>> START
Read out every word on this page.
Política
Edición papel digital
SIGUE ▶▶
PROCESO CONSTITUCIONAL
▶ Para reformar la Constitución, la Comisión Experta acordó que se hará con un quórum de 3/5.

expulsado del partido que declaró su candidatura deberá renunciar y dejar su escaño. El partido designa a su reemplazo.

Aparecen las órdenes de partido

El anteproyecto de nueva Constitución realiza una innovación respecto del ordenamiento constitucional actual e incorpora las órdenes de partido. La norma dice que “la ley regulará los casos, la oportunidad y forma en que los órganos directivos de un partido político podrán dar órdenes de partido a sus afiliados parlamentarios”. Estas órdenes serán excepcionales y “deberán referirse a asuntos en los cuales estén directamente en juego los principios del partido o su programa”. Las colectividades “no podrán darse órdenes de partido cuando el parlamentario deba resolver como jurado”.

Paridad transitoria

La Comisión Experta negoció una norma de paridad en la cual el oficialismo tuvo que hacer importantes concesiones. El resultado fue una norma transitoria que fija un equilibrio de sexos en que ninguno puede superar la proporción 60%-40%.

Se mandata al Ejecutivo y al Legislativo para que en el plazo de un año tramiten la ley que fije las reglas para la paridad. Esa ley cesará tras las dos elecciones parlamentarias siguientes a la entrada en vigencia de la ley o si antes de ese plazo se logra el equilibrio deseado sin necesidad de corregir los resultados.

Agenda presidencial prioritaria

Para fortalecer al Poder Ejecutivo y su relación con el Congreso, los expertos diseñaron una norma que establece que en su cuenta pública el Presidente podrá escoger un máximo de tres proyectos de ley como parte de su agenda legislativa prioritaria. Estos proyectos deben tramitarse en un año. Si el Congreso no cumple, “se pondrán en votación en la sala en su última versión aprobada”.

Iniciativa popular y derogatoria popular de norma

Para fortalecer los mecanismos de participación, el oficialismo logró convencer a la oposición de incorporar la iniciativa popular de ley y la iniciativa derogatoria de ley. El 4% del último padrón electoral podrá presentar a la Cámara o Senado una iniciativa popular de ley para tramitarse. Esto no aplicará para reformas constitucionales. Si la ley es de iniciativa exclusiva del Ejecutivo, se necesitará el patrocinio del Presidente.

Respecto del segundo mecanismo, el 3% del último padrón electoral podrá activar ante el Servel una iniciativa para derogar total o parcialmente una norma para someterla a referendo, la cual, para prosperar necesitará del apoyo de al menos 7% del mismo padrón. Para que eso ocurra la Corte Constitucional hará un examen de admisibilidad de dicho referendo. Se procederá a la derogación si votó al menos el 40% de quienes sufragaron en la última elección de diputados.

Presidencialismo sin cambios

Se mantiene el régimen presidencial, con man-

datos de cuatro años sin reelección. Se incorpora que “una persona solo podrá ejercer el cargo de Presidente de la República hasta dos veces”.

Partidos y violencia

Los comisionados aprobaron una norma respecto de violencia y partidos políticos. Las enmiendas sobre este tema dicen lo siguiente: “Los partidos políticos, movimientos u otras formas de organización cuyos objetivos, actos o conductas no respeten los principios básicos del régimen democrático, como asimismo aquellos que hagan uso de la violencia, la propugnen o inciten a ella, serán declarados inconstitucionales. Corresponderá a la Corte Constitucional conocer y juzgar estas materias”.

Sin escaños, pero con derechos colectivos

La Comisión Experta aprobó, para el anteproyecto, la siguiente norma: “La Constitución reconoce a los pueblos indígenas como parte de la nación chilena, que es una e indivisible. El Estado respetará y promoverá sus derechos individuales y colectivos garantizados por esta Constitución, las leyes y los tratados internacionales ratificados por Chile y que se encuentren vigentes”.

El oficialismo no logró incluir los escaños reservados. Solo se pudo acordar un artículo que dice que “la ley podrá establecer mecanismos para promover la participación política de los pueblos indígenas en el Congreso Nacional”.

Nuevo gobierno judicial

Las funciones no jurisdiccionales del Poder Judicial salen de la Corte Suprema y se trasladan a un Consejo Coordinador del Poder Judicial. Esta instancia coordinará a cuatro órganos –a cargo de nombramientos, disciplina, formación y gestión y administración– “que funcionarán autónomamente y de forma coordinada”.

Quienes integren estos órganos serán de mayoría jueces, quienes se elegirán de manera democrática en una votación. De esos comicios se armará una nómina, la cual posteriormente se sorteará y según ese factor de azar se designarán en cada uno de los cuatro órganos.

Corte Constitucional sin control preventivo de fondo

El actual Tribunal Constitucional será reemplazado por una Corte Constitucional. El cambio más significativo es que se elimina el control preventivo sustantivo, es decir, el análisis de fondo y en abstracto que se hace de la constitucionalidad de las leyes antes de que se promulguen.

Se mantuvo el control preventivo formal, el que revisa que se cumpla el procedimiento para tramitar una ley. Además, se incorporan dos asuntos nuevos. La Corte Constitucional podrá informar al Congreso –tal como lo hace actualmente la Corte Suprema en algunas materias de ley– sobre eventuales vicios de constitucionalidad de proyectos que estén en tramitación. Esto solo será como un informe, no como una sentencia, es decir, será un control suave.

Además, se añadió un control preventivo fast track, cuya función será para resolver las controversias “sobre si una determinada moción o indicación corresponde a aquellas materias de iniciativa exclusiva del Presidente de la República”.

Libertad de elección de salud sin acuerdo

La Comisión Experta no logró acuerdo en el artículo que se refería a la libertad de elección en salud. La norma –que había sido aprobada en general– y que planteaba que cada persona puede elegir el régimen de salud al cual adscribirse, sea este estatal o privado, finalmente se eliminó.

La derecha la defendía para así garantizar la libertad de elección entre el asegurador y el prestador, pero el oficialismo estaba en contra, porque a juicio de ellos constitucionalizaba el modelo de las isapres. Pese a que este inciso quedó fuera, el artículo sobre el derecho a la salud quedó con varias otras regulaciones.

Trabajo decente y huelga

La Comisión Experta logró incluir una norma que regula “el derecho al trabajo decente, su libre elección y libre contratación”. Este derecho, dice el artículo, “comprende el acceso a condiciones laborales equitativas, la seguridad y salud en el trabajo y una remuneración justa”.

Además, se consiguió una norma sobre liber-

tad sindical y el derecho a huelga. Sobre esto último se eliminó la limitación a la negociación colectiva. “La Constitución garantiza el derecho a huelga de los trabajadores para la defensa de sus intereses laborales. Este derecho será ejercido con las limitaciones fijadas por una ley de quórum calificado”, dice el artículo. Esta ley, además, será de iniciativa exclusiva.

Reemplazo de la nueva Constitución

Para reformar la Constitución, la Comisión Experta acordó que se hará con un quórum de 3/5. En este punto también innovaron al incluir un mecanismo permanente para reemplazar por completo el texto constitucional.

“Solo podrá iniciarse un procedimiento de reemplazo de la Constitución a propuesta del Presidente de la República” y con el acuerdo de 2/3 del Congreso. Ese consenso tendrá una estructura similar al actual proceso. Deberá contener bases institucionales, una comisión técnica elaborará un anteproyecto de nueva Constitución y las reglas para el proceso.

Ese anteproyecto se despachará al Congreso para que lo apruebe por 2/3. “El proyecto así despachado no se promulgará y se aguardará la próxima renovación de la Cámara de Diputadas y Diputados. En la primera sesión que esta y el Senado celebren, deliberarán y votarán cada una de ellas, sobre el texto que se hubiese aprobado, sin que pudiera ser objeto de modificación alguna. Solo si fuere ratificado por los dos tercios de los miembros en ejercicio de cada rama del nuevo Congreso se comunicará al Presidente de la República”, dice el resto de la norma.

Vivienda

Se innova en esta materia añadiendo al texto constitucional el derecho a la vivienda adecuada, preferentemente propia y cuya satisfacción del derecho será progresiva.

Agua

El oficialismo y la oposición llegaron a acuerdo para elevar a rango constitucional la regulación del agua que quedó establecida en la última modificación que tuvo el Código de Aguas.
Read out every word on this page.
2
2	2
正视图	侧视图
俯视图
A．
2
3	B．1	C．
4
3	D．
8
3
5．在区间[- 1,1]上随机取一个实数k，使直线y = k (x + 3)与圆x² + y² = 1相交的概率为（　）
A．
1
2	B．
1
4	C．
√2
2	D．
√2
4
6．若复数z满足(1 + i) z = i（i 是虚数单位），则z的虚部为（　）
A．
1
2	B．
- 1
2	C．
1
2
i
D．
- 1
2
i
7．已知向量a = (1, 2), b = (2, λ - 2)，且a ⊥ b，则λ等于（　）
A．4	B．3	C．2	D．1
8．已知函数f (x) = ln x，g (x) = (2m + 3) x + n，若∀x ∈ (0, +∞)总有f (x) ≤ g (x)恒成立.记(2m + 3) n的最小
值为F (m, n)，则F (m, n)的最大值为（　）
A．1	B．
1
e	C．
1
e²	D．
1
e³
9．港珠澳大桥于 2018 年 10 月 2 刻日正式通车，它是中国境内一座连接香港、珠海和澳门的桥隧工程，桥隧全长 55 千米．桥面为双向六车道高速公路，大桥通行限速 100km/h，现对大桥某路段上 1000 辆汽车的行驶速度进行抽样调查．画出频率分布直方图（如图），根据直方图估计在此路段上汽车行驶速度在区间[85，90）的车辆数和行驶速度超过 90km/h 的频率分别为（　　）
>> END
From the data, list each line in which the string "escaños" appears.

Sin escaños, pero con derechos colectivos
El oficialismo no logró incluir los escaños reservados. Solo se pudo acordar un artículo que dice que “la ley podrá establecer mecanismos para promover la participación política de los pueblos indígenas en el Congreso Nacional”.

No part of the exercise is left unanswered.